START EXERCISE PASSAGE

In the case of synthesis, our example block – along with other IP blocks – is first decrypted and then synthesized along with any unprotected portions of the design. In many cases, the ensuing netlist – or at least the portions of the netlist representing the protected IP functions – will be re-encrypted before being fed forward to the FPGA vendor's tools (we will discuss this point in more detail later). It is important to note that all decryption, data manipulation, and encryption activities take place inside the synthesis application itself; the unencrypted IP is never accessible by the user, the encrypted files are decrypted in memory only (no disk storage), and the decryption is performed on small blocks so as to thwart hacking via memory dump techniques.
Following synthesis, the encrypted netlist is passed to the FPGA vendor's tools. Once again, any protected portions of the netlist are first decrypted before being processed by the place-and-route engines. The final step in Fig 1 shows the encryption of the bitstream generated by the silicon vendor's place-and-route application. In this case, the place-and-route tool may encrypt either the entire bitstream or only those portions of the bitstream representing the protected IP. This step falls under the responsibility of the FPGA vendor's tools, it is a function of the underlying FPGA architecture, and it is not further considered in this paper.
An ASIC design flow is very similar to the FPGA flow illustrated in Fig 1. The ASIC flow will, however, include many verification steps that are not present in the FPGA flow; each of these steps will require the use of an EDA tool, and each of these tools may come from a different EDA vendor. Furthermore, in the case of an ASIC flow, the output from the place-and-route engines will be the GDSII files that are used to create the photo masks, which are in turn used to fabricate the device. These files are typically not encrypted at the present time; having said this, the methodology proposed in this paper could easily be applied to this content.

END EXERCISE PASSAGE
START DATA PROVIDED

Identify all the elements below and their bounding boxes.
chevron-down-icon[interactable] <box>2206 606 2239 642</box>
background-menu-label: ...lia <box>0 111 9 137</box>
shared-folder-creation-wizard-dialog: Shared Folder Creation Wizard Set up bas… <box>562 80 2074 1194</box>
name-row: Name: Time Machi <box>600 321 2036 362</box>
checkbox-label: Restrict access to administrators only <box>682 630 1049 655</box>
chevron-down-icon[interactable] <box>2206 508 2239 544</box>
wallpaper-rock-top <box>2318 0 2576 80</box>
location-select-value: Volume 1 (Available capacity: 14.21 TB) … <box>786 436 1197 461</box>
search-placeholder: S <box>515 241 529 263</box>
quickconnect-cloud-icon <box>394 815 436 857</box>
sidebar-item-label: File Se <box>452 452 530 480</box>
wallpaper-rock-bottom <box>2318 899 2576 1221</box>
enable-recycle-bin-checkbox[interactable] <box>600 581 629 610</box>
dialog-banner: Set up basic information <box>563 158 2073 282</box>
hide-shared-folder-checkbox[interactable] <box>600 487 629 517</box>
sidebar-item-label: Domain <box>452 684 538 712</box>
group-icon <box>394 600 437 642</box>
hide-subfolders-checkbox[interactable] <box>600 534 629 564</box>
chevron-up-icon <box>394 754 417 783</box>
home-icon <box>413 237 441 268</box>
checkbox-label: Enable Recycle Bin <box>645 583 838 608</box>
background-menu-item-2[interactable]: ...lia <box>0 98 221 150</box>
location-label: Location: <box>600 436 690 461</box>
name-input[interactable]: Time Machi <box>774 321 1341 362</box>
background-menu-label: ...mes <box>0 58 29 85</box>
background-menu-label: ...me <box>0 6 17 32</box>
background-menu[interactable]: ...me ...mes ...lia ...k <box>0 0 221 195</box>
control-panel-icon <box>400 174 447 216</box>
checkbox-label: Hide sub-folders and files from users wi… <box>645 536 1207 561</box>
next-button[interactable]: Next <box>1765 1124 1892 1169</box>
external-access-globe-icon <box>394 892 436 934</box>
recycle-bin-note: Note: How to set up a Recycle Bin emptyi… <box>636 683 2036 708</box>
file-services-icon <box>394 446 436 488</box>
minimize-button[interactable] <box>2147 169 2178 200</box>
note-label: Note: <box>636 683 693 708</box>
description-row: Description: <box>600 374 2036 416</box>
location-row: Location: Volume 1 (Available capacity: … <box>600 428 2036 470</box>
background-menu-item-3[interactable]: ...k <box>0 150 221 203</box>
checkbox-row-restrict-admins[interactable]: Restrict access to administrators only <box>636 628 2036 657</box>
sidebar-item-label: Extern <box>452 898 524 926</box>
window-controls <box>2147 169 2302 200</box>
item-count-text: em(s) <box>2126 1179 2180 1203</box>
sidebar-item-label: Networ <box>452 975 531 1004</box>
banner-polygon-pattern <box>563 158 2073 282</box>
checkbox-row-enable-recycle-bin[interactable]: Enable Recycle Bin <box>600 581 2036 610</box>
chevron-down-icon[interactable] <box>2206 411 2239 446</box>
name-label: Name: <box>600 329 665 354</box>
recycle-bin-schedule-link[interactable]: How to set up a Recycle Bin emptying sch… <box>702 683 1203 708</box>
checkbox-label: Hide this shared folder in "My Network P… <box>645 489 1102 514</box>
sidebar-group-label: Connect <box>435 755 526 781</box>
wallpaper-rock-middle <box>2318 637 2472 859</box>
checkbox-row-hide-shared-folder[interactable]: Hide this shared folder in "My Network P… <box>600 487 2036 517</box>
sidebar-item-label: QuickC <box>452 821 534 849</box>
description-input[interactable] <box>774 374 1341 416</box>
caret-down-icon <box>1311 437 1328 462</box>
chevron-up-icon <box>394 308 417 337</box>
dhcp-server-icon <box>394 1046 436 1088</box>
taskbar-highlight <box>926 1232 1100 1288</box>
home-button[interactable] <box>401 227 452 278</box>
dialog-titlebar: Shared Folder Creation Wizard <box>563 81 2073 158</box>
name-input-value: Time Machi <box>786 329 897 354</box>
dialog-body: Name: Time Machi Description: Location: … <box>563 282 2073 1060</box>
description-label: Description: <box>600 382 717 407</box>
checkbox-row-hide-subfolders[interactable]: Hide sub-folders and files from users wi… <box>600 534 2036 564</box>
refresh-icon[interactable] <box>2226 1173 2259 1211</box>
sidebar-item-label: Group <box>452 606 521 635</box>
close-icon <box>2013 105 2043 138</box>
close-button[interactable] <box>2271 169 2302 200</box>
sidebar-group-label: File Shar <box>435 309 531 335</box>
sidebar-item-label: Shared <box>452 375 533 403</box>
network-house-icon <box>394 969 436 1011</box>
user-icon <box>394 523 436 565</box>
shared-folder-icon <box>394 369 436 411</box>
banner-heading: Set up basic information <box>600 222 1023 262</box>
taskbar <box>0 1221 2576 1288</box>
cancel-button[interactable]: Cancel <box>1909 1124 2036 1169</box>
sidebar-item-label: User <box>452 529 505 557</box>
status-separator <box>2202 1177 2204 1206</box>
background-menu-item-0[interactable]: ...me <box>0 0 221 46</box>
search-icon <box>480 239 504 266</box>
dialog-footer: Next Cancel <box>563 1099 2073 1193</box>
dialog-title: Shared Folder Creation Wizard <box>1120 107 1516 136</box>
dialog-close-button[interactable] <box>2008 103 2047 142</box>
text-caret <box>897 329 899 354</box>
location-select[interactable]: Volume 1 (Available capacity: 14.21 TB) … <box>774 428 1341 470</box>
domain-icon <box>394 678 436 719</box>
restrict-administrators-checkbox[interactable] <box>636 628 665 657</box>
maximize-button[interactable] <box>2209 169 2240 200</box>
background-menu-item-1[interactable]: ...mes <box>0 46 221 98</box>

END DATA PROVIDED

> **WORK TASK 1**
In the IP encryption passage, what does the place-and-route output consist of in an ASIC flow?
> **WORK TASK 2**
Rewrite the IP encryption passage starting at "Following synthesis, the" and ending at "in this paper.", replacing "bitstream" with "configuration file".
The items play no part in this exercise.

> **TASK SOLUTION 1**
GDSII files, which are used to create the photo masks.

> **TASK SOLUTION 2**
Following synthesis, the encrypted netlist is passed to the FPGA vendor's tools. Once again, any protected portions of the netlist are first decrypted before being processed by the place-and-route engines. The final step in Fig 1 shows the encryption of the configuration file generated by the silicon vendor's place-and-route application. In this case, the place-and-route tool may encrypt either the entire configuration file or only those portions of the configuration file representing the protected IP. This step falls under the responsibility of the FPGA vendor's tools, it is a function of the underlying FPGA architecture, and it is not further considered in this paper.